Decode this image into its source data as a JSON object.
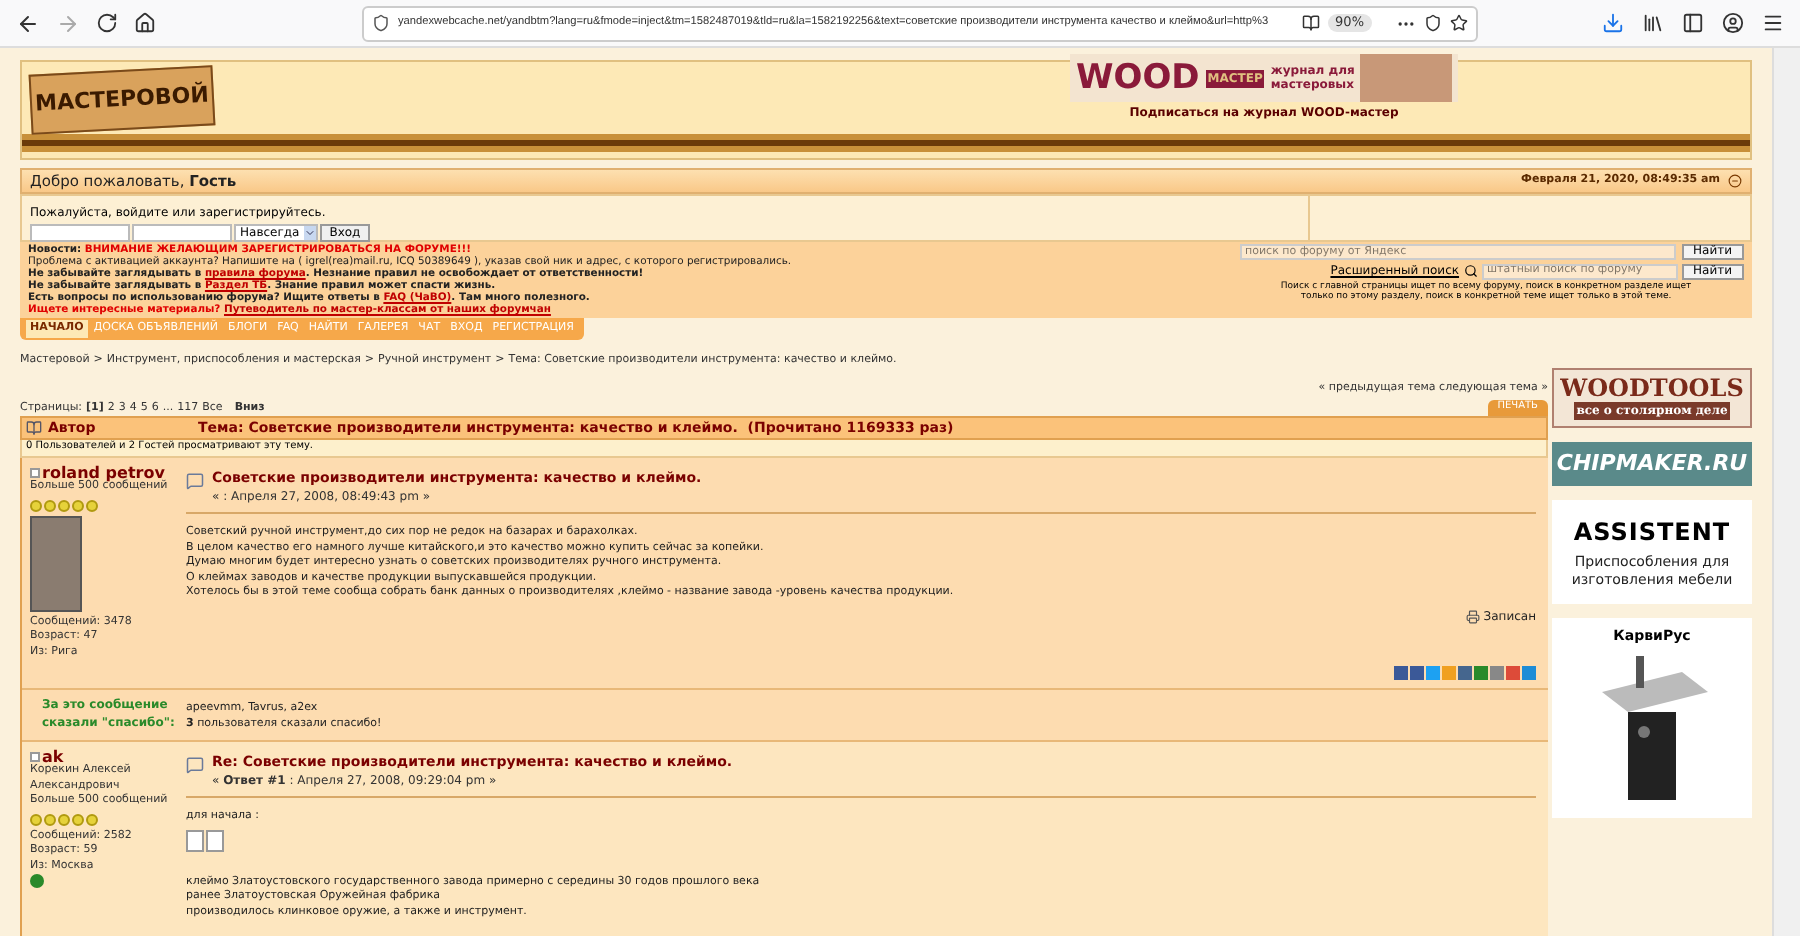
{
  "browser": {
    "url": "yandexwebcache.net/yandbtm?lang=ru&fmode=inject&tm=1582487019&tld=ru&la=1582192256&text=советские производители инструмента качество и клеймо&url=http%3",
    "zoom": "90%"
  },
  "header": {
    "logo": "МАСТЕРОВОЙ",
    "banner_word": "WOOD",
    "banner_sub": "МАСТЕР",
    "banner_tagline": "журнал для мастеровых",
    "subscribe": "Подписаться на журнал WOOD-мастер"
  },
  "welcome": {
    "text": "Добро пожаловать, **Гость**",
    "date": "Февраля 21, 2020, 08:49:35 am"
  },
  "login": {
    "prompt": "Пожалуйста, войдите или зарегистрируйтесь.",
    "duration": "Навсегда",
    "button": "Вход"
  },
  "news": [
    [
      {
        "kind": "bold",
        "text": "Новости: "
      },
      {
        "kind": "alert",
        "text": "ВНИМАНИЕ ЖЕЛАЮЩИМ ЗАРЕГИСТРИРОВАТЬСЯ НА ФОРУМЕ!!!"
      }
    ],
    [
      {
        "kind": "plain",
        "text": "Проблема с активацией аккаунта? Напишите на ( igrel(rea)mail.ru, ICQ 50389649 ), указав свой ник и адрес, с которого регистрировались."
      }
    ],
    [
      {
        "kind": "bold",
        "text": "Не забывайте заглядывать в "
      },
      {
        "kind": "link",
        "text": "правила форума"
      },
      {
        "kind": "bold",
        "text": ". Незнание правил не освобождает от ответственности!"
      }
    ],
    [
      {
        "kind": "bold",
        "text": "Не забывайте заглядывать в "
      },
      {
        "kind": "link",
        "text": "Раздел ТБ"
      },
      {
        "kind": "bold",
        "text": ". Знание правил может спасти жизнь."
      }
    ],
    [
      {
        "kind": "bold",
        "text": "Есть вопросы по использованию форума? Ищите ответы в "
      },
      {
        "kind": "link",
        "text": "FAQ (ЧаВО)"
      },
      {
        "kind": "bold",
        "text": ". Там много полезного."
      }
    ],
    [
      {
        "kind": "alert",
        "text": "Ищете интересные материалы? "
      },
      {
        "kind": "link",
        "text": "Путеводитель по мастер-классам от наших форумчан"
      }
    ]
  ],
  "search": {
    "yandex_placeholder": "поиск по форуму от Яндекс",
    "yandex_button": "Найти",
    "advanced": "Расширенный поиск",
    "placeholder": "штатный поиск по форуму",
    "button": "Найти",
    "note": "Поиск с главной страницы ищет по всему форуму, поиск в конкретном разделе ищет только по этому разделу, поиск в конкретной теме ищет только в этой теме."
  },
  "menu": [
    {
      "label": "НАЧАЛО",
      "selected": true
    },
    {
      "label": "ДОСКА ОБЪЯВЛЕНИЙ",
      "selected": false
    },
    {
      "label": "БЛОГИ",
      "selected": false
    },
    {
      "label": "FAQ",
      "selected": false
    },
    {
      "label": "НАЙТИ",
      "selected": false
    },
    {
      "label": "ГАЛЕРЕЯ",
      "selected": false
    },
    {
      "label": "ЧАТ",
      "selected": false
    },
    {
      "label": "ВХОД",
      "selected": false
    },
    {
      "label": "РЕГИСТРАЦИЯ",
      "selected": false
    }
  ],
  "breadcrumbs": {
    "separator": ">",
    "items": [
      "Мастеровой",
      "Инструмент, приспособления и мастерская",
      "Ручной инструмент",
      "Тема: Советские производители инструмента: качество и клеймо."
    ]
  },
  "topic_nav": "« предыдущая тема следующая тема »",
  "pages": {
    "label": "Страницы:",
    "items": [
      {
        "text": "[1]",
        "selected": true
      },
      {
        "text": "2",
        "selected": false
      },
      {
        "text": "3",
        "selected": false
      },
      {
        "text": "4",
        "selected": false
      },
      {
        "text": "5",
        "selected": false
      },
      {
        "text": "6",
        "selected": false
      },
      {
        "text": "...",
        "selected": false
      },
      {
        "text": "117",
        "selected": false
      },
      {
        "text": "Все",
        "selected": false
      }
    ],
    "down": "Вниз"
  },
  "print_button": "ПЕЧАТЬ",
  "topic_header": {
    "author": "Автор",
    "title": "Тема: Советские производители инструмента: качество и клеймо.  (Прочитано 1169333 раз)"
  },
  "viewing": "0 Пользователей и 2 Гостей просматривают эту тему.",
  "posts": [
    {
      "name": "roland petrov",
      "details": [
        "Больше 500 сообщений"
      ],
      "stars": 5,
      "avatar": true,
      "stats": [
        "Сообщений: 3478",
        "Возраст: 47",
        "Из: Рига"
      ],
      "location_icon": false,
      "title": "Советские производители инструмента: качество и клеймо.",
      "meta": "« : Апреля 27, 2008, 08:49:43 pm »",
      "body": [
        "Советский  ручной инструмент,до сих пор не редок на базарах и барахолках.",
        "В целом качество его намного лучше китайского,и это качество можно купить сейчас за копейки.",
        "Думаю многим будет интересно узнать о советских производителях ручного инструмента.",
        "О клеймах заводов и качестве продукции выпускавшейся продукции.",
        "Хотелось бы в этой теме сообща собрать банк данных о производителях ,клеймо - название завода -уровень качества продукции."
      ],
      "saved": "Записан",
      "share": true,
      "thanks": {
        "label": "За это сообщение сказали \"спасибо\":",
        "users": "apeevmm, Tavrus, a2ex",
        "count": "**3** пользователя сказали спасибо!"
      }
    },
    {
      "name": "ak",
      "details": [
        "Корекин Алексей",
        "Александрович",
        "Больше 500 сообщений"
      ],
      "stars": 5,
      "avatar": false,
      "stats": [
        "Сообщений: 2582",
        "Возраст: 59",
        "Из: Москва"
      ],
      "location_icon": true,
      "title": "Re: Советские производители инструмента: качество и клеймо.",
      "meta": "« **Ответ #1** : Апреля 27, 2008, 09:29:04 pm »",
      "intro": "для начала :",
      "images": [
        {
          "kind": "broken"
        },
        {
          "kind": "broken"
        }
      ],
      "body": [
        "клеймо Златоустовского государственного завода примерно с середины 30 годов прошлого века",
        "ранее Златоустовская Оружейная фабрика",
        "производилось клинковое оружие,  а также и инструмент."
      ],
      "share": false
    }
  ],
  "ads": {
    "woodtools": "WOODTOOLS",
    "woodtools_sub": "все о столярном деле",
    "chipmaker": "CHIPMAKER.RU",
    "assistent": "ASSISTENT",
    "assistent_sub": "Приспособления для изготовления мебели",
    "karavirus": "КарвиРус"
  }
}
__________
The answer must consist of each line from the entries that contains the string "теме".

**Answer to this problem:**
    "note": "Поиск с главной страницы ищет по всему форуму, поиск в конкретном разделе ищет только по этому разделу, поиск в конкретной теме ищет только в этой теме."
        "Хотелось бы в этой теме сообща собрать банк данных о производителях ,клеймо - название завода -уровень качества продукции."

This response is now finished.